» **GIVEN EXERCISE**
Repeat what the lines below say, word for word, and skip every image.
START
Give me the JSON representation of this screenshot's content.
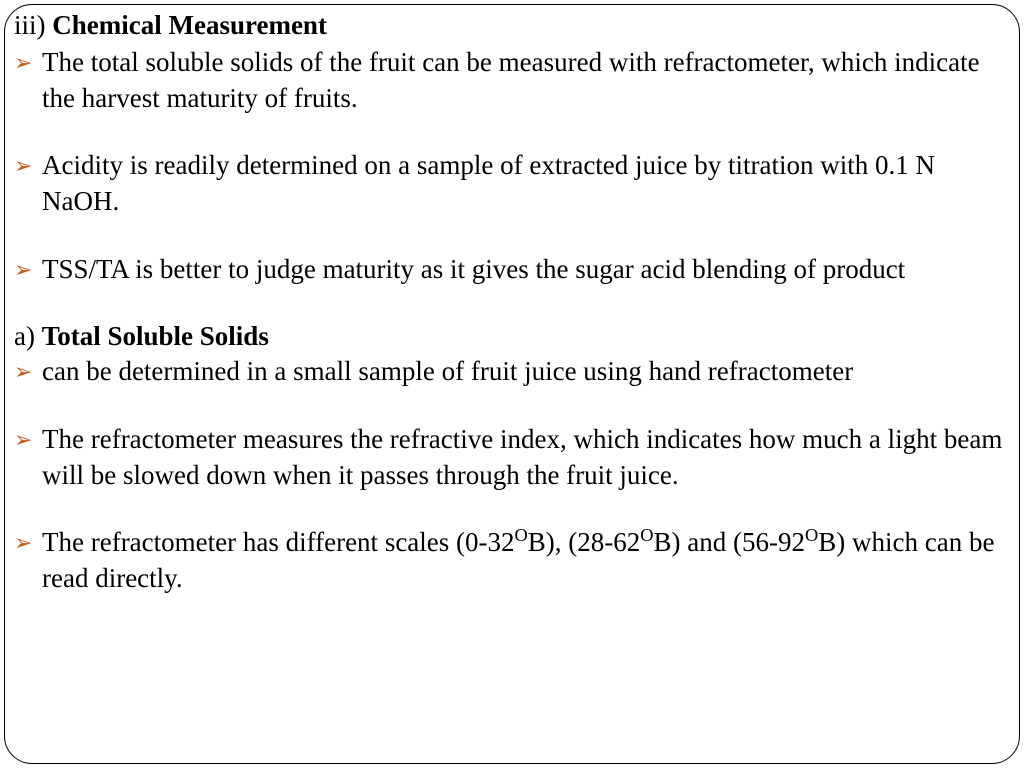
{
  "heading": {
    "prefix": "iii) ",
    "title": "Chemical Measurement"
  },
  "bullets_top": [
    "The total soluble solids of the fruit can be measured with refractometer, which indicate the harvest maturity of fruits.",
    "Acidity is readily determined on a sample of extracted juice by titration with 0.1 N NaOH.",
    "TSS/TA is better to judge maturity as it gives the sugar acid blending of product"
  ],
  "sub_heading": {
    "prefix": "a) ",
    "title": "Total Soluble Solids"
  },
  "bullets_bottom": [
    "can be determined in a small sample of fruit juice using hand refractometer",
    "The refractometer measures the refractive index, which indicates how much a light beam will be slowed down when it passes through the fruit juice."
  ],
  "bullet_scales": {
    "pre": "The refractometer has different scales (0-32",
    "sup1": "O",
    "mid1": "B), (28-62",
    "sup2": "O",
    "mid2": "B) and (56-92",
    "sup3": "O",
    "post": "B) which can be read directly."
  },
  "bullet_marker": "➢",
  "colors": {
    "bullet": "#c45a1c",
    "text": "#000000",
    "background": "#ffffff",
    "border": "#000000"
  }
}
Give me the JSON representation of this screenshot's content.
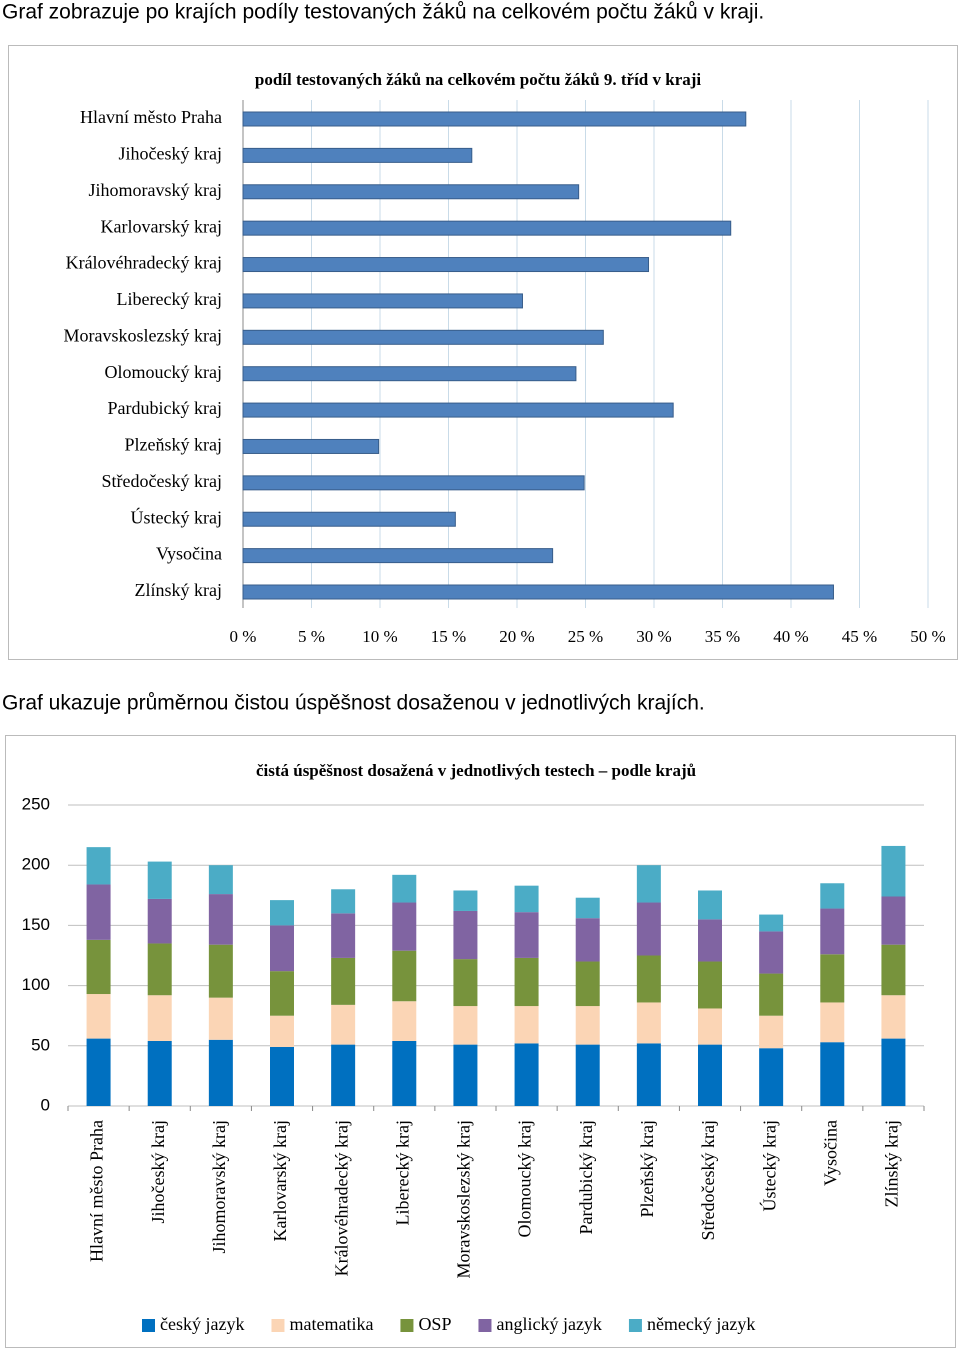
{
  "captions": [
    "Graf zobrazuje po krajích podíly testovaných žáků na celkovém počtu žáků v kraji.",
    "Graf ukazuje průměrnou čistou úspěšnost dosaženou v jednotlivých krajích."
  ],
  "chart_data": [
    {
      "type": "bar",
      "orientation": "horizontal",
      "title": "podíl testovaných žáků na celkovém počtu žáků 9. tříd v kraji",
      "categories": [
        "Hlavní město Praha",
        "Jihočeský kraj",
        "Jihomoravský kraj",
        "Karlovarský kraj",
        "Královéhradecký kraj",
        "Liberecký kraj",
        "Moravskoslezský kraj",
        "Olomoucký kraj",
        "Pardubický kraj",
        "Plzeňský kraj",
        "Středočeský kraj",
        "Ústecký kraj",
        "Vysočina",
        "Zlínský kraj"
      ],
      "values": [
        36.7,
        16.7,
        24.5,
        35.6,
        29.6,
        20.4,
        26.3,
        24.3,
        31.4,
        9.9,
        24.9,
        15.5,
        22.6,
        43.1
      ],
      "color": "#4f81bd",
      "xlim": [
        0,
        50
      ],
      "xticks": [
        {
          "value": 0,
          "label": "0 %"
        },
        {
          "value": 5,
          "label": "5 %"
        },
        {
          "value": 10,
          "label": "10 %"
        },
        {
          "value": 15,
          "label": "15 %"
        },
        {
          "value": 20,
          "label": "20 %"
        },
        {
          "value": 25,
          "label": "25 %"
        },
        {
          "value": 30,
          "label": "30 %"
        },
        {
          "value": 35,
          "label": "35 %"
        },
        {
          "value": 40,
          "label": "40 %"
        },
        {
          "value": 45,
          "label": "45 %"
        },
        {
          "value": 50,
          "label": "50 %"
        }
      ],
      "grid": true
    },
    {
      "type": "stacked_bar",
      "title": "čistá úspěšnost dosažená v jednotlivých testech – podle krajů",
      "categories": [
        "Hlavní město Praha",
        "Jihočeský kraj",
        "Jihomoravský kraj",
        "Karlovarský kraj",
        "Královéhradecký kraj",
        "Liberecký kraj",
        "Moravskoslezský kraj",
        "Olomoucký kraj",
        "Pardubický kraj",
        "Plzeňský kraj",
        "Středočeský kraj",
        "Ústecký kraj",
        "Vysočina",
        "Zlínský kraj"
      ],
      "series": [
        {
          "name": "český jazyk",
          "color": "#0070c0",
          "values": [
            56,
            54,
            55,
            49,
            51,
            54,
            51,
            52,
            51,
            52,
            51,
            48,
            53,
            56
          ]
        },
        {
          "name": "matematika",
          "color": "#fbd5b5",
          "values": [
            37,
            38,
            35,
            26,
            33,
            33,
            32,
            31,
            32,
            34,
            30,
            27,
            33,
            36
          ]
        },
        {
          "name": "OSP",
          "color": "#77933c",
          "values": [
            45,
            43,
            44,
            37,
            39,
            42,
            39,
            40,
            37,
            39,
            39,
            35,
            40,
            42
          ]
        },
        {
          "name": "anglický jazyk",
          "color": "#8064a2",
          "values": [
            46,
            37,
            42,
            38,
            37,
            40,
            40,
            38,
            36,
            44,
            35,
            35,
            38,
            40
          ]
        },
        {
          "name": "německý jazyk",
          "color": "#4bacc6",
          "values": [
            31,
            31,
            24,
            21,
            20,
            23,
            17,
            22,
            17,
            31,
            24,
            14,
            21,
            42
          ]
        }
      ],
      "ylim": [
        0,
        250
      ],
      "yticks": [
        0,
        50,
        100,
        150,
        200,
        250
      ],
      "grid": true,
      "legend": "bottom"
    }
  ]
}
END
» **SOLUTION FOR THIS TASK**
Give me the JSON representation of this screenshot's content.
{
  "heading": {
    "prefix": "iii) ",
    "title": "Chemical Measurement"
  },
  "bullets_top": [
    "The total soluble solids of the fruit can be measured with refractometer, which indicate the harvest maturity of fruits.",
    "Acidity is readily determined on a sample of extracted juice by titration with 0.1 N NaOH.",
    "TSS/TA is better to judge maturity as it gives the sugar acid blending of product"
  ],
  "sub_heading": {
    "prefix": "a) ",
    "title": "Total Soluble Solids"
  },
  "bullets_bottom": [
    "can be determined in a small sample of fruit juice using hand refractometer",
    "The refractometer measures the refractive index, which indicates how much a light beam will be slowed down when it passes through the fruit juice."
  ],
  "bullet_scales": {
    "pre": "The refractometer has different scales (0-32",
    "sup1": "O",
    "mid1": "B), (28-62",
    "sup2": "O",
    "mid2": "B) and (56-92",
    "sup3": "O",
    "post": "B) which can be read directly."
  },
  "bullet_marker": "➢",
  "colors": {
    "bullet": "#c45a1c",
    "text": "#000000",
    "background": "#ffffff",
    "border": "#000000"
  }
}
Give me the JSON representation of this screenshot's content.
{
  "captions": [
    "Graf zobrazuje po krajích podíly testovaných žáků na celkovém počtu žáků v kraji.",
    "Graf ukazuje průměrnou čistou úspěšnost dosaženou v jednotlivých krajích."
  ],
  "chart_data": [
    {
      "type": "bar",
      "orientation": "horizontal",
      "title": "podíl testovaných žáků na celkovém počtu žáků 9. tříd v kraji",
      "categories": [
        "Hlavní město Praha",
        "Jihočeský kraj",
        "Jihomoravský kraj",
        "Karlovarský kraj",
        "Královéhradecký kraj",
        "Liberecký kraj",
        "Moravskoslezský kraj",
        "Olomoucký kraj",
        "Pardubický kraj",
        "Plzeňský kraj",
        "Středočeský kraj",
        "Ústecký kraj",
        "Vysočina",
        "Zlínský kraj"
      ],
      "values": [
        36.7,
        16.7,
        24.5,
        35.6,
        29.6,
        20.4,
        26.3,
        24.3,
        31.4,
        9.9,
        24.9,
        15.5,
        22.6,
        43.1
      ],
      "color": "#4f81bd",
      "xlim": [
        0,
        50
      ],
      "xticks": [
        {
          "value": 0,
          "label": "0 %"
        },
        {
          "value": 5,
          "label": "5 %"
        },
        {
          "value": 10,
          "label": "10 %"
        },
        {
          "value": 15,
          "label": "15 %"
        },
        {
          "value": 20,
          "label": "20 %"
        },
        {
          "value": 25,
          "label": "25 %"
        },
        {
          "value": 30,
          "label": "30 %"
        },
        {
          "value": 35,
          "label": "35 %"
        },
        {
          "value": 40,
          "label": "40 %"
        },
        {
          "value": 45,
          "label": "45 %"
        },
        {
          "value": 50,
          "label": "50 %"
        }
      ],
      "grid": true
    },
    {
      "type": "stacked_bar",
      "title": "čistá úspěšnost dosažená v jednotlivých testech – podle krajů",
      "categories": [
        "Hlavní město Praha",
        "Jihočeský kraj",
        "Jihomoravský kraj",
        "Karlovarský kraj",
        "Královéhradecký kraj",
        "Liberecký kraj",
        "Moravskoslezský kraj",
        "Olomoucký kraj",
        "Pardubický kraj",
        "Plzeňský kraj",
        "Středočeský kraj",
        "Ústecký kraj",
        "Vysočina",
        "Zlínský kraj"
      ],
      "series": [
        {
          "name": "český jazyk",
          "color": "#0070c0",
          "values": [
            56,
            54,
            55,
            49,
            51,
            54,
            51,
            52,
            51,
            52,
            51,
            48,
            53,
            56
          ]
        },
        {
          "name": "matematika",
          "color": "#fbd5b5",
          "values": [
            37,
            38,
            35,
            26,
            33,
            33,
            32,
            31,
            32,
            34,
            30,
            27,
            33,
            36
          ]
        },
        {
          "name": "OSP",
          "color": "#77933c",
          "values": [
            45,
            43,
            44,
            37,
            39,
            42,
            39,
            40,
            37,
            39,
            39,
            35,
            40,
            42
          ]
        },
        {
          "name": "anglický jazyk",
          "color": "#8064a2",
          "values": [
            46,
            37,
            42,
            38,
            37,
            40,
            40,
            38,
            36,
            44,
            35,
            35,
            38,
            40
          ]
        },
        {
          "name": "německý jazyk",
          "color": "#4bacc6",
          "values": [
            31,
            31,
            24,
            21,
            20,
            23,
            17,
            22,
            17,
            31,
            24,
            14,
            21,
            42
          ]
        }
      ],
      "ylim": [
        0,
        250
      ],
      "yticks": [
        0,
        50,
        100,
        150,
        200,
        250
      ],
      "grid": true,
      "legend": "bottom"
    }
  ]
}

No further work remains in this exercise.